**** INPUT

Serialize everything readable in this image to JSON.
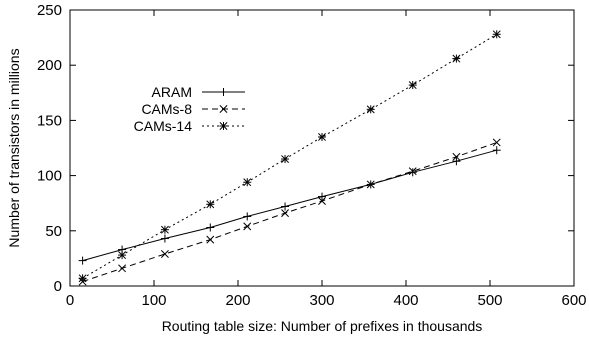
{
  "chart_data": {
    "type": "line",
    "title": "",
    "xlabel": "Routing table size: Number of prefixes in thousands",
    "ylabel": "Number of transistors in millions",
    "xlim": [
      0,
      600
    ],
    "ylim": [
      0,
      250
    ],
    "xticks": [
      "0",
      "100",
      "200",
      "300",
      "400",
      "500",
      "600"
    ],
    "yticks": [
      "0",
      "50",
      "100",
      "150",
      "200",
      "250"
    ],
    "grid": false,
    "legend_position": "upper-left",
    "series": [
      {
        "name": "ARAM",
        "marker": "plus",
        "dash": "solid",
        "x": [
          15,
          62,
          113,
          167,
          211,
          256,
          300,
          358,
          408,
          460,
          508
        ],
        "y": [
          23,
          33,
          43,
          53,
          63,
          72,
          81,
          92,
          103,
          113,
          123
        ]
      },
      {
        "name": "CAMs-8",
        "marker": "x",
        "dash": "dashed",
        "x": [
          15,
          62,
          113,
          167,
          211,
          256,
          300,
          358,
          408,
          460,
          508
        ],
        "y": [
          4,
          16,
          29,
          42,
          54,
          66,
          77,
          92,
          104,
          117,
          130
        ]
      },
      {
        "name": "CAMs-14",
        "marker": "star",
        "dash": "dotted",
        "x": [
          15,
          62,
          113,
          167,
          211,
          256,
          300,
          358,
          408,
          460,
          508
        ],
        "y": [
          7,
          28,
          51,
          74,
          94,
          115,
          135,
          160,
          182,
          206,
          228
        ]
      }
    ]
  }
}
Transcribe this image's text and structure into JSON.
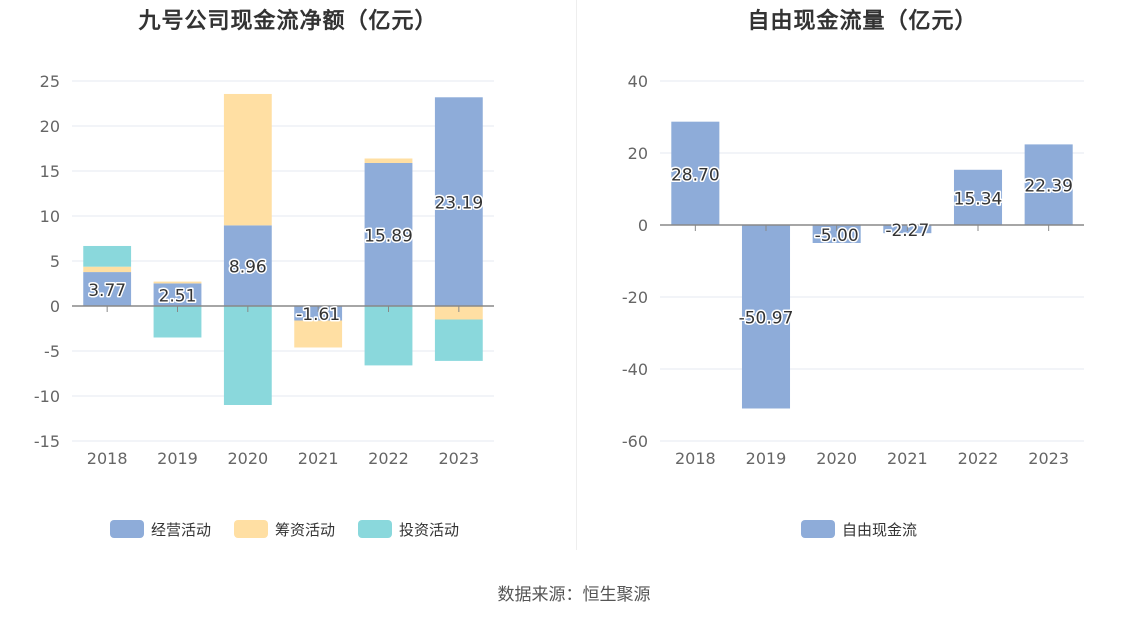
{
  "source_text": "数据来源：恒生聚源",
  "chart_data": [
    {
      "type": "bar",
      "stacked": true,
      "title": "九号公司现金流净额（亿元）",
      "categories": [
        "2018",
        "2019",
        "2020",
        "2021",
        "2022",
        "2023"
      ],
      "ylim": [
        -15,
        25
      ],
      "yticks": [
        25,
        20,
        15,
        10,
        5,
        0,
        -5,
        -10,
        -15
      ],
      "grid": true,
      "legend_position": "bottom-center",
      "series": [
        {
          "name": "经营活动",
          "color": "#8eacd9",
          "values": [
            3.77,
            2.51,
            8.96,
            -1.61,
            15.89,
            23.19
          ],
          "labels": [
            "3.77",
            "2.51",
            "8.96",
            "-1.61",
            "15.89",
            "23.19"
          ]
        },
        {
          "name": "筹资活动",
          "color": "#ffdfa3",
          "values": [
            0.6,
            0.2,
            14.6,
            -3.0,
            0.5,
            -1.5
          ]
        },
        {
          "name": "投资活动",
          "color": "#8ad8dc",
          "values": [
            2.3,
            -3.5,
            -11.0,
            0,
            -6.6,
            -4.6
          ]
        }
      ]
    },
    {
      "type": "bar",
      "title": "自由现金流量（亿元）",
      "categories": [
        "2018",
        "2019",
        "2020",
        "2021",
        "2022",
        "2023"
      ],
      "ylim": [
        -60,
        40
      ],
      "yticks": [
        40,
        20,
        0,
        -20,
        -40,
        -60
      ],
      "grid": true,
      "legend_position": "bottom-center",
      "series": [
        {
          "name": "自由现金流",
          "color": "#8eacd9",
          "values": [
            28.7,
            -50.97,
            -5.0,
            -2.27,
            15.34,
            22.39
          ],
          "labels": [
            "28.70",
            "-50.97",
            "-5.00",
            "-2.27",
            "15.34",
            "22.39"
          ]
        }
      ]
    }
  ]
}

********

AIM ::
Omitting all images, print the listing exactly.

WRITTEN SOLUTION ::
Serialize everything readable in this image to JSON.
{
  "chart_data": {
    "type": "line",
    "title": "",
    "xlabel": "Routing table size: Number of prefixes in thousands",
    "ylabel": "Number of transistors in millions",
    "xlim": [
      0,
      600
    ],
    "ylim": [
      0,
      250
    ],
    "xticks": [
      "0",
      "100",
      "200",
      "300",
      "400",
      "500",
      "600"
    ],
    "yticks": [
      "0",
      "50",
      "100",
      "150",
      "200",
      "250"
    ],
    "grid": false,
    "legend_position": "upper-left",
    "series": [
      {
        "name": "ARAM",
        "marker": "plus",
        "dash": "solid",
        "x": [
          15,
          62,
          113,
          167,
          211,
          256,
          300,
          358,
          408,
          460,
          508
        ],
        "y": [
          23,
          33,
          43,
          53,
          63,
          72,
          81,
          92,
          103,
          113,
          123
        ]
      },
      {
        "name": "CAMs-8",
        "marker": "x",
        "dash": "dashed",
        "x": [
          15,
          62,
          113,
          167,
          211,
          256,
          300,
          358,
          408,
          460,
          508
        ],
        "y": [
          4,
          16,
          29,
          42,
          54,
          66,
          77,
          92,
          104,
          117,
          130
        ]
      },
      {
        "name": "CAMs-14",
        "marker": "star",
        "dash": "dotted",
        "x": [
          15,
          62,
          113,
          167,
          211,
          256,
          300,
          358,
          408,
          460,
          508
        ],
        "y": [
          7,
          28,
          51,
          74,
          94,
          115,
          135,
          160,
          182,
          206,
          228
        ]
      }
    ]
  }
}
Transcribe this image's text and structure into JSON.
{
  "source_text": "数据来源：恒生聚源",
  "chart_data": [
    {
      "type": "bar",
      "stacked": true,
      "title": "九号公司现金流净额（亿元）",
      "categories": [
        "2018",
        "2019",
        "2020",
        "2021",
        "2022",
        "2023"
      ],
      "ylim": [
        -15,
        25
      ],
      "yticks": [
        25,
        20,
        15,
        10,
        5,
        0,
        -5,
        -10,
        -15
      ],
      "grid": true,
      "legend_position": "bottom-center",
      "series": [
        {
          "name": "经营活动",
          "color": "#8eacd9",
          "values": [
            3.77,
            2.51,
            8.96,
            -1.61,
            15.89,
            23.19
          ],
          "labels": [
            "3.77",
            "2.51",
            "8.96",
            "-1.61",
            "15.89",
            "23.19"
          ]
        },
        {
          "name": "筹资活动",
          "color": "#ffdfa3",
          "values": [
            0.6,
            0.2,
            14.6,
            -3.0,
            0.5,
            -1.5
          ]
        },
        {
          "name": "投资活动",
          "color": "#8ad8dc",
          "values": [
            2.3,
            -3.5,
            -11.0,
            0,
            -6.6,
            -4.6
          ]
        }
      ]
    },
    {
      "type": "bar",
      "title": "自由现金流量（亿元）",
      "categories": [
        "2018",
        "2019",
        "2020",
        "2021",
        "2022",
        "2023"
      ],
      "ylim": [
        -60,
        40
      ],
      "yticks": [
        40,
        20,
        0,
        -20,
        -40,
        -60
      ],
      "grid": true,
      "legend_position": "bottom-center",
      "series": [
        {
          "name": "自由现金流",
          "color": "#8eacd9",
          "values": [
            28.7,
            -50.97,
            -5.0,
            -2.27,
            15.34,
            22.39
          ],
          "labels": [
            "28.70",
            "-50.97",
            "-5.00",
            "-2.27",
            "15.34",
            "22.39"
          ]
        }
      ]
    }
  ]
}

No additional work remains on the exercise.